To be done | Extract every line that includes the string "refers".

━━ Available data

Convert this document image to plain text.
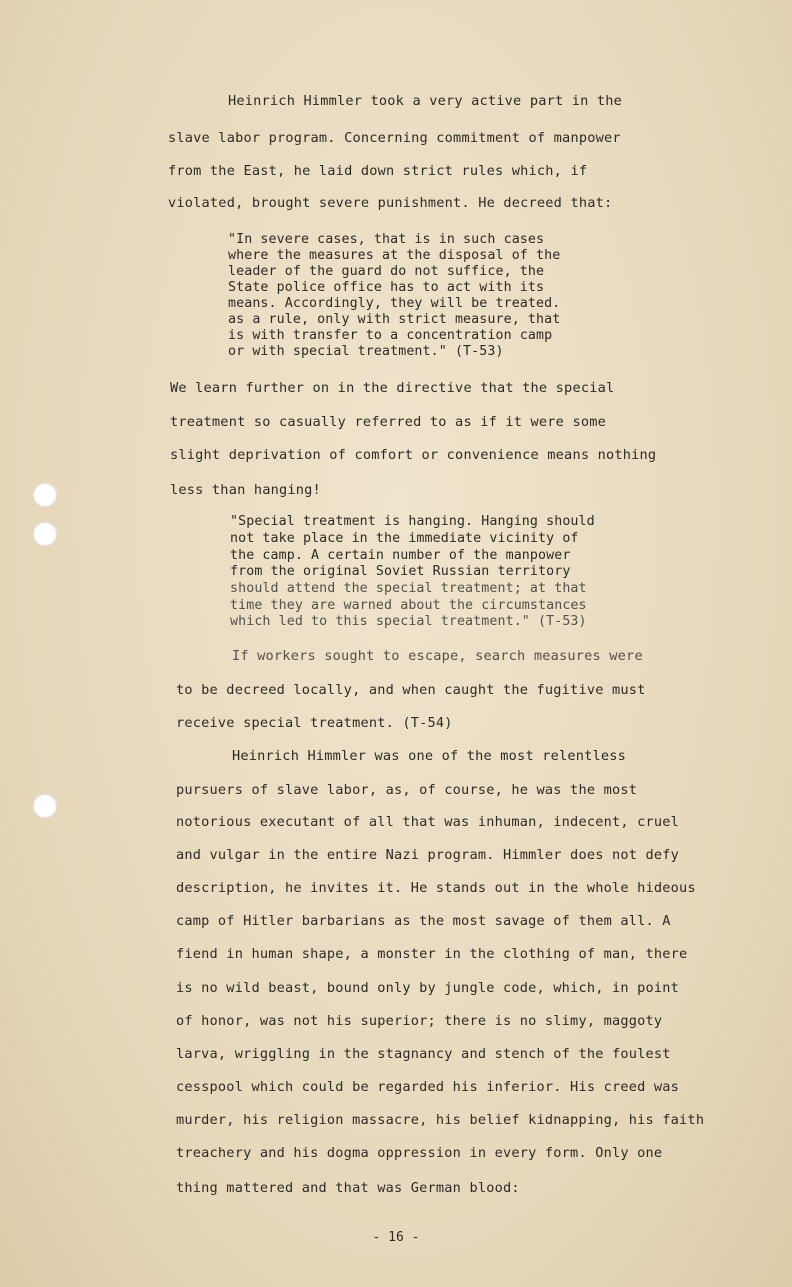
Heinrich Himmler took a very active part in the
slave labor program. Concerning commitment of manpower
from the East, he laid down strict rules which, if
violated, brought severe punishment. He decreed that:
"In severe cases, that is in such cases
where the measures at the disposal of the
leader of the guard do not suffice, the
State police office has to act with its
means. Accordingly, they will be treated.
as a rule, only with strict measure, that
is with transfer to a concentration camp
or with special treatment." (T-53)
We learn further on in the directive that the special
treatment so casually referred to as if it were some
slight deprivation of comfort or convenience means nothing
less than hanging!
"Special treatment is hanging. Hanging should
not take place in the immediate vicinity of
the camp. A certain number of the manpower
from the original Soviet Russian territory
should attend the special treatment; at that
time they are warned about the circumstances
which led to this special treatment." (T-53)
If workers sought to escape, search measures were
to be decreed locally, and when caught the fugitive must
receive special treatment. (T-54)
Heinrich Himmler was one of the most relentless
pursuers of slave labor, as, of course, he was the most
notorious executant of all that was inhuman, indecent, cruel
and vulgar in the entire Nazi program. Himmler does not defy
description, he invites it. He stands out in the whole hideous
camp of Hitler barbarians as the most savage of them all. A
fiend in human shape, a monster in the clothing of man, there
is no wild beast, bound only by jungle code, which, in point
of honor, was not his superior; there is no slimy, maggoty
larva, wriggling in the stagnancy and stench of the foulest
cesspool which could be regarded his inferior. His creed was
murder, his religion massacre, his belief kidnapping, his faith
treachery and his dogma oppression in every form. Only one
thing mattered and that was German blood:
- 16 -
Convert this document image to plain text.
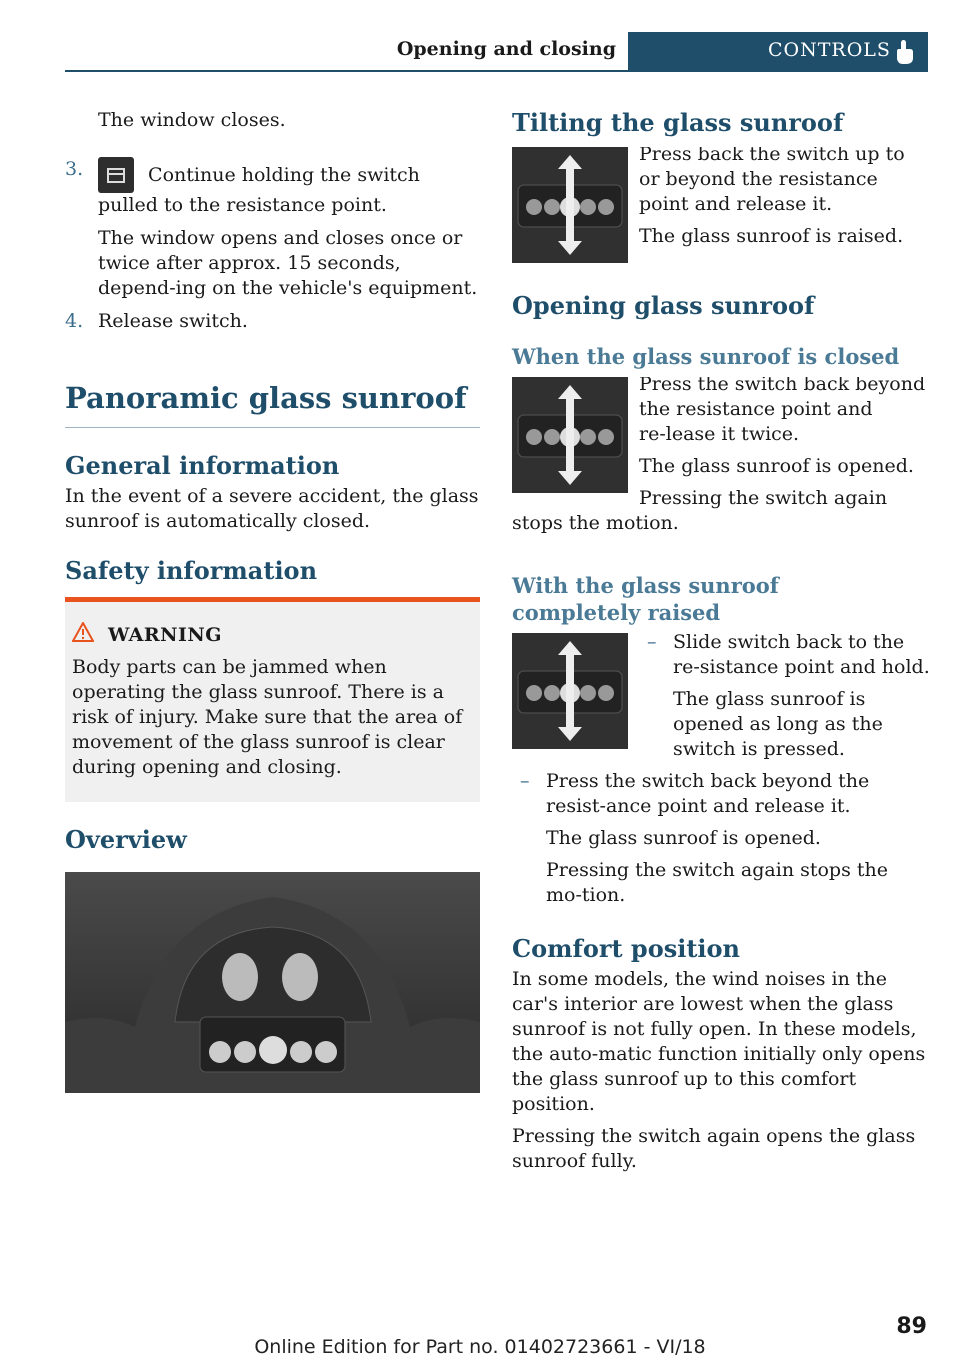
Opening and closing	CONTROLS

The window closes.

3.	Continue holding the switch pulled to the resistance point.

The window opens and closes once or twice after approx. 15 seconds, depend‑ing on the vehicle's equipment.

4. Release switch.
Panoramic glass sunroof
General information

In the event of a severe accident, the glass sunroof is automatically closed.

Safety information
WARNING

Body parts can be jammed when operating the glass sunroof. There is a risk of injury. Make sure that the area of movement of the glass sunroof is clear during opening and closing.

Overview
Tilting the glass sunroof

Press back the switch up to or beyond the resistance point and release it.

The glass sunroof is raised.

Opening glass sunroof
When the glass sunroof is closed

Press the switch back beyond the resistance point and re‑lease it twice.

The glass sunroof is opened.

Pressing the switch again stops the motion.

With the glass sunroof completely raised
– Slide switch back to the re‑sistance point and hold.

The glass sunroof is opened as long as the switch is pressed.

– Press the switch back beyond the resist‑ance point and release it.

The glass sunroof is opened.

Pressing the switch again stops the mo‑tion.

Comfort position

In some models, the wind noises in the car's interior are lowest when the glass sunroof is not fully open. In these models, the auto‑matic function initially only opens the glass sunroof up to this comfort position.

Pressing the switch again opens the glass sunroof fully.

89
Online Edition for Part no. 01402723661 - VI/18
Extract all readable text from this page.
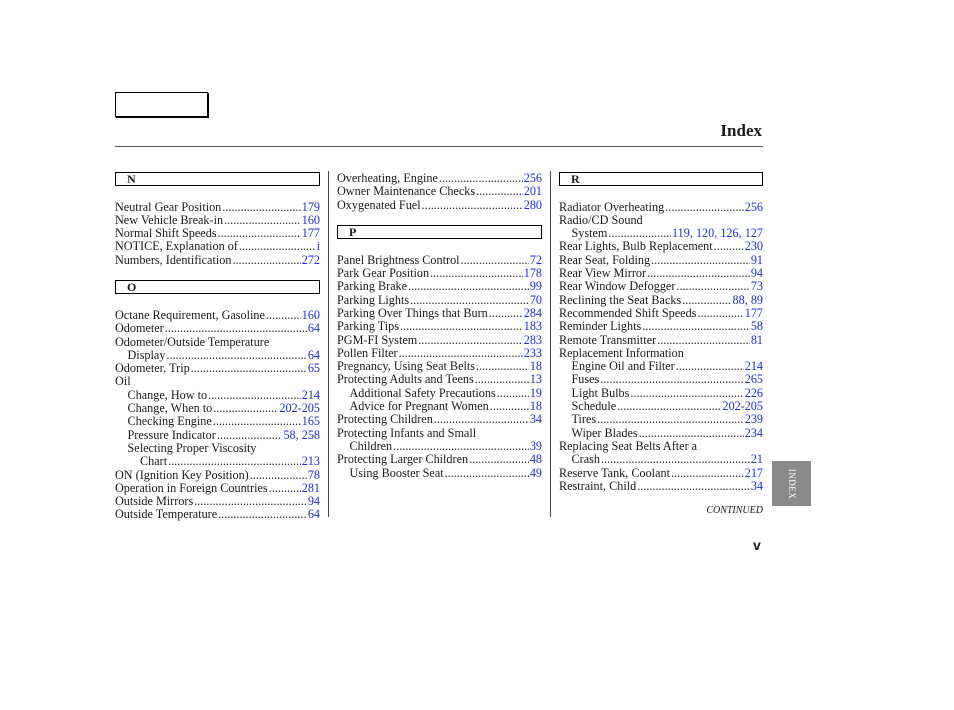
Index
N
Neutral Gear Position .....	179
New Vehicle Break-in .....	160
Normal Shift Speeds .....	177
NOTICE, Explanation of .....	i
Numbers, Identification .....	272
O
Octane Requirement, Gasoline .....	160
Odometer .....	64
Odometer/Outside Temperature
Display .....	64
Odometer, Trip .....	65
Oil
Change, How to .....	214
Change, When to .....	202-205
Checking Engine .....	165
Pressure Indicator .....	58, 258
Selecting Proper Viscosity
Chart .....	213
ON (Ignition Key Position) .....	78
Operation in Foreign Countries .....	281
Outside Mirrors .....	94
Outside Temperature .....	64
Overheating, Engine .....	256
Owner Maintenance Checks .....	201
Oxygenated Fuel .....	280
P
Panel Brightness Control .....	72
Park Gear Position .....	178
Parking Brake .....	99
Parking Lights .....	70
Parking Over Things that Burn .....	284
Parking Tips .....	183
PGM-FI System .....	283
Pollen Filter .....	233
Pregnancy, Using Seat Belts .....	18
Protecting Adults and Teens .....	13
Additional Safety Precautions .....	19
Advice for Pregnant Women .....	18
Protecting Children .....	34
Protecting Infants and Small
Children .....	39
Protecting Larger Children .....	48
Using Booster Seat .....	49
R
Radiator Overheating .....	256
Radio/CD Sound
System .....	119, 120, 126, 127
Rear Lights, Bulb Replacement .....	230
Rear Seat, Folding .....	91
Rear View Mirror .....	94
Rear Window Defogger .....	73
Reclining the Seat Backs .....	88, 89
Recommended Shift Speeds .....	177
Reminder Lights .....	58
Remote Transmitter .....	81
Replacement Information
Engine Oil and Filter .....	214
Fuses .....	265
Light Bulbs .....	226
Schedule .....	202-205
Tires .....	239
Wiper Blades .....	234
Replacing Seat Belts After a
Crash .....	21
Reserve Tank, Coolant .....	217
Restraint, Child .....	34	INDEX
CONTINUED
v
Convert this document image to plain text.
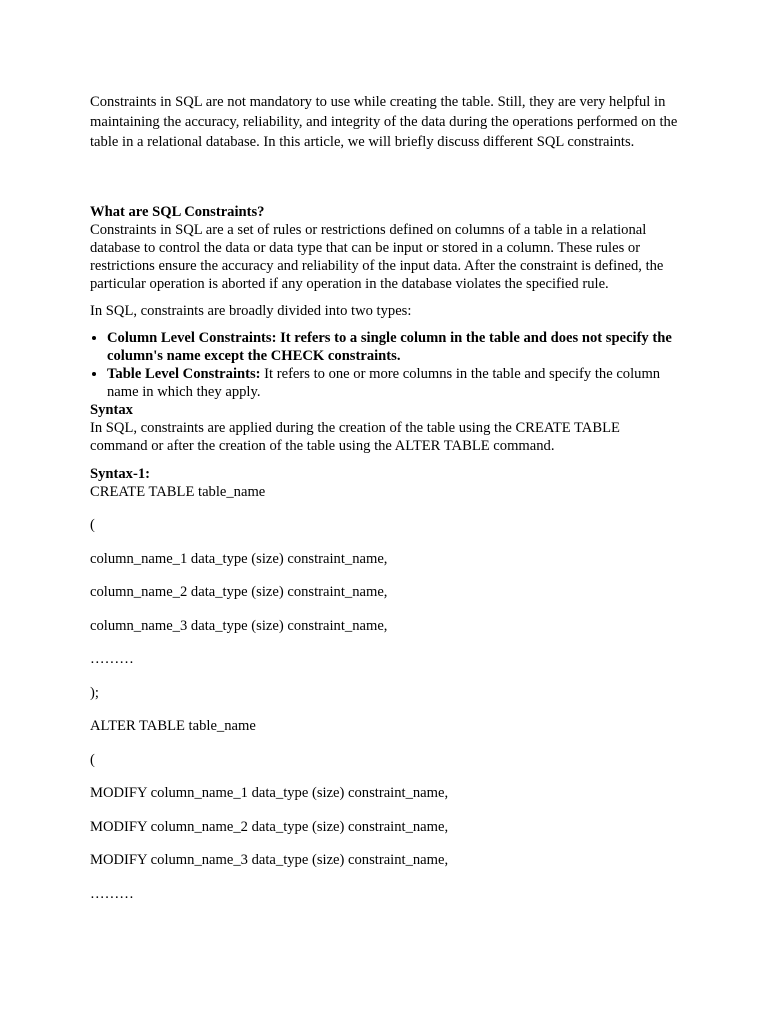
Constraints in SQL are not mandatory to use while creating the table. Still, they are very helpful in maintaining the accuracy, reliability, and integrity of the data during the operations performed on the table in a relational database. In this article, we will briefly discuss different SQL constraints.

What are SQL Constraints?

Constraints in SQL are a set of rules or restrictions defined on columns of a table in a relational database to control the data or data type that can be input or stored in a column. These rules or restrictions ensure the accuracy and reliability of the input data. After the constraint is defined, the particular operation is aborted if any operation in the database violates the specified rule.

In SQL, constraints are broadly divided into two types:

• Column Level Constraints: It refers to a single column in the table and does not specify the column's name except the CHECK constraints.
• Table Level Constraints: It refers to one or more columns in the table and specify the column name in which they apply.

Syntax

In SQL, constraints are applied during the creation of the table using the CREATE TABLE command or after the creation of the table using the ALTER TABLE command.

Syntax-1:

CREATE TABLE table_name

(

column_name_1 data_type (size) constraint_name,

column_name_2 data_type (size) constraint_name,

column_name_3 data_type (size) constraint_name,

………

);

ALTER TABLE table_name

(

MODIFY column_name_1 data_type (size) constraint_name,

MODIFY column_name_2 data_type (size) constraint_name,

MODIFY column_name_3 data_type (size) constraint_name,

………
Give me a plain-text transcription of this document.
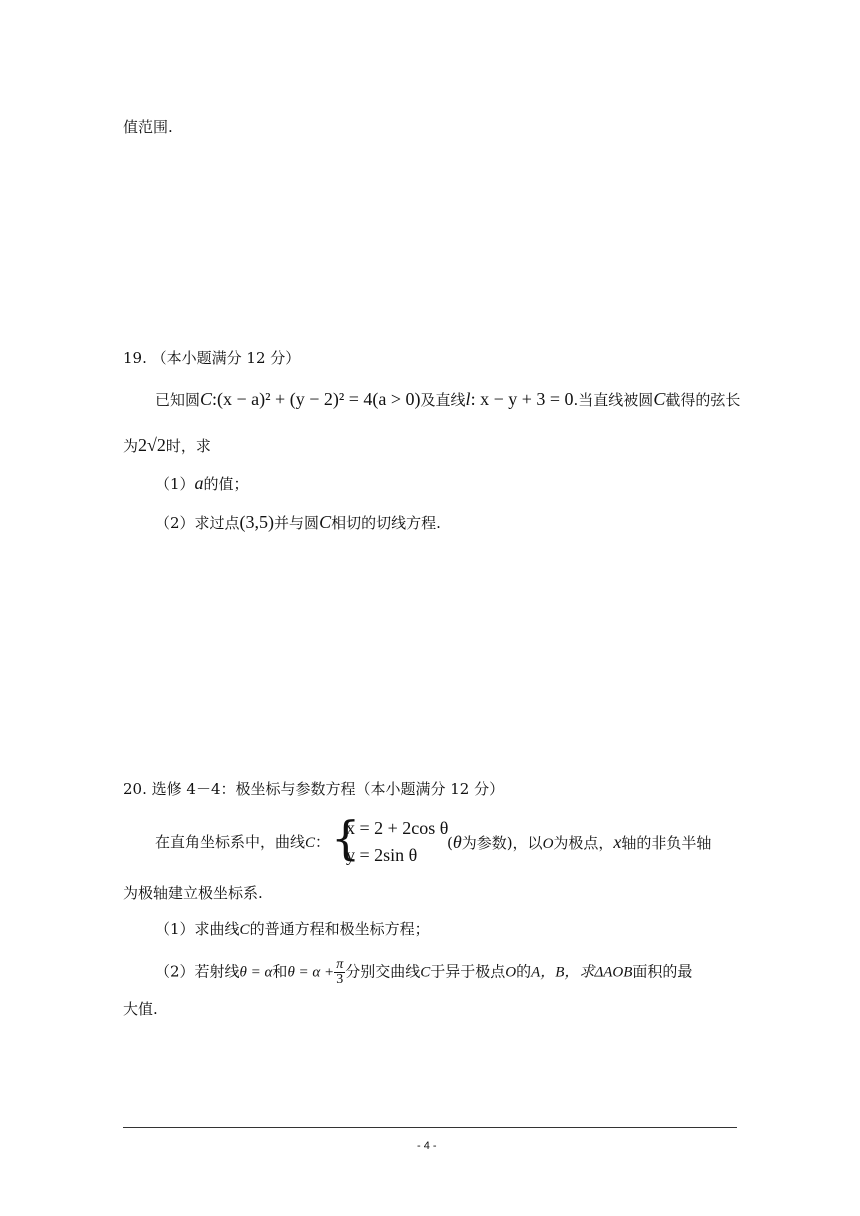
值范围.
19. （本小题满分 12 分）
已知圆C:(x − a)² + (y − 2)² = 4(a > 0)及直线l: x − y + 3 = 0.当直线被圆C截得的弦长
为2√2时，求
（1）a的值；
（2）求过点(3,5)并与圆C相切的切线方程.
20. 选修 4－4：极坐标与参数方程（本小题满分 12 分）
在直角坐标系中，曲线C： {
x = 2 + 2cos θ
y = 2sin θ
(θ为参数)，以O为极点，x轴的非负半轴
为极轴建立极坐标系.
（1）求曲线C的普通方程和极坐标方程；
（2）若射线θ = α和$\theta = \alpha + \frac{\pi}{3}$ 分别交曲线C于异于极点O的A，B，求ΔAOB面积的最
大值.
- 4 -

━━━━

Response |
• Column Level Constraints: It refers to a single column in the table and does not specify the column's name except the CHECK constraints.
• Table Level Constraints: It refers to one or more columns in the table and specify the column name in which they apply.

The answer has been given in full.